Check each line of the records for "renewed"; collect those that have it.
───── Dataset entries
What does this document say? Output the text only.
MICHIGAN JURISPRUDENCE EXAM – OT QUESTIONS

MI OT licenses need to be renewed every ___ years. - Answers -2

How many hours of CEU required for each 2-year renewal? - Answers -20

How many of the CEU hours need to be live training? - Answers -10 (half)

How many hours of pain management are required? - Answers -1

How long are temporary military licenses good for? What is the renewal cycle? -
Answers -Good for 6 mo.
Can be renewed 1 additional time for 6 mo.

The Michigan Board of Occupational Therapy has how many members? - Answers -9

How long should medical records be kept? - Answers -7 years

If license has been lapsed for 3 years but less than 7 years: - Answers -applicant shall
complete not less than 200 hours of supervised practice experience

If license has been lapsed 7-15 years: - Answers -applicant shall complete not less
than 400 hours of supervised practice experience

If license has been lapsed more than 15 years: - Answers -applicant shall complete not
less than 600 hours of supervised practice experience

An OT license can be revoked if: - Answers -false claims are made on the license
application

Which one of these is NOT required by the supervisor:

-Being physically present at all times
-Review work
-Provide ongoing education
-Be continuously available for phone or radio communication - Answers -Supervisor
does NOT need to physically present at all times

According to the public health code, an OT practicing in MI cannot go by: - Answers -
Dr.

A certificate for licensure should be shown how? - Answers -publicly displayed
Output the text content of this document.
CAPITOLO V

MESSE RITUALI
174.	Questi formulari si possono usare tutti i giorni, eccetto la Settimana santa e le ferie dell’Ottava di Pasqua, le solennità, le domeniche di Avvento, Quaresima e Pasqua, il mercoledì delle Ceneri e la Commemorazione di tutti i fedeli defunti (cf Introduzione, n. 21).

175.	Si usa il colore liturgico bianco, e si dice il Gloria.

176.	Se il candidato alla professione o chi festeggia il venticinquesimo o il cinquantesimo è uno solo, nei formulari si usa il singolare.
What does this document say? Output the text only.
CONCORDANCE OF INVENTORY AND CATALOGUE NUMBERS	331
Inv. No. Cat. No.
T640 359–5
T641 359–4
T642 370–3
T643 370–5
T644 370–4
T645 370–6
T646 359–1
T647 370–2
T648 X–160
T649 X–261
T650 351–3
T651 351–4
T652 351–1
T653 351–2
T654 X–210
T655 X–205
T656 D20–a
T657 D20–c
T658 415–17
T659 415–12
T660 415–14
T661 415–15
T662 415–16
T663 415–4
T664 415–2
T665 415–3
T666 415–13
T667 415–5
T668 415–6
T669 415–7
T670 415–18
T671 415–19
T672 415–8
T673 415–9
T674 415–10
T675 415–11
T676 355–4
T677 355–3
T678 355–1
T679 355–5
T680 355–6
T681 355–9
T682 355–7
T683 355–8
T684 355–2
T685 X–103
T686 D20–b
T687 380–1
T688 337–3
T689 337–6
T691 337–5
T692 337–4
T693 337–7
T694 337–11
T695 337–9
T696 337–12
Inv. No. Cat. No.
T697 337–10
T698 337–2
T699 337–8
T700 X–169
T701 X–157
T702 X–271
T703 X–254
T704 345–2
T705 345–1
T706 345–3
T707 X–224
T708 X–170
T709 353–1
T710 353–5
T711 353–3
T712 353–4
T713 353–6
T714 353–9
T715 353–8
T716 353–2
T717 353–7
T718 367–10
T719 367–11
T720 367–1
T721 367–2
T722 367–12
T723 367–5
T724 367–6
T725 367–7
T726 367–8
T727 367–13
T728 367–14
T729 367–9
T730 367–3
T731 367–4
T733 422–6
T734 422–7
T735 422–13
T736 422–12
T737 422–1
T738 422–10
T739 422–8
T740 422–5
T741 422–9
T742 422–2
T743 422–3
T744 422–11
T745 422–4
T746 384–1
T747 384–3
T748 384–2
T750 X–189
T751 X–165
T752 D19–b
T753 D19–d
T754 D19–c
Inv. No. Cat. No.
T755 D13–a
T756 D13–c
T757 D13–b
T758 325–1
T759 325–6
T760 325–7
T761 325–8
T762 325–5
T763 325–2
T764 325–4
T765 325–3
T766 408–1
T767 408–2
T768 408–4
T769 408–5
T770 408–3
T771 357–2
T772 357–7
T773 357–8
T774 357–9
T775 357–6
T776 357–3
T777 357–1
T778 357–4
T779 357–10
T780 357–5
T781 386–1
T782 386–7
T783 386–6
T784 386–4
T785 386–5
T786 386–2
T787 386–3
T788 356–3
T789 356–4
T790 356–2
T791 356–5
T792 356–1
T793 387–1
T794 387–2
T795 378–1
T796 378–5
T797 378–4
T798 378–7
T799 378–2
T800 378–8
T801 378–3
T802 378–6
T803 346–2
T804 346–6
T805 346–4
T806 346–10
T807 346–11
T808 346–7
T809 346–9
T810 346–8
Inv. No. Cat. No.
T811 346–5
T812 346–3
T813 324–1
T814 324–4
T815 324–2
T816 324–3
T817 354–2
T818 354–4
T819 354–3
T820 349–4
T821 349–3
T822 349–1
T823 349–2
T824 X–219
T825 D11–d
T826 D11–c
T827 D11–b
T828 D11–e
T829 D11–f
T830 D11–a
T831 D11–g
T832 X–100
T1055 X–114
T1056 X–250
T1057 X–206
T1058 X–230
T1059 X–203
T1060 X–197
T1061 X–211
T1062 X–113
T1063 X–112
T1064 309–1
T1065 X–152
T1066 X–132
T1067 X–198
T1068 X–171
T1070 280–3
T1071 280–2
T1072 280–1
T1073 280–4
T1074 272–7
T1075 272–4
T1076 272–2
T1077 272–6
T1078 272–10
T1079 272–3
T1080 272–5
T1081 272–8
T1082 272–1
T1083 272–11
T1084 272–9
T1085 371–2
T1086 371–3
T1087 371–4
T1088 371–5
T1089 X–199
──────────
Solution —
MI OT licenses need to be renewed every ___ years. - Answers -2
Can be renewed 1 additional time for 6 mo.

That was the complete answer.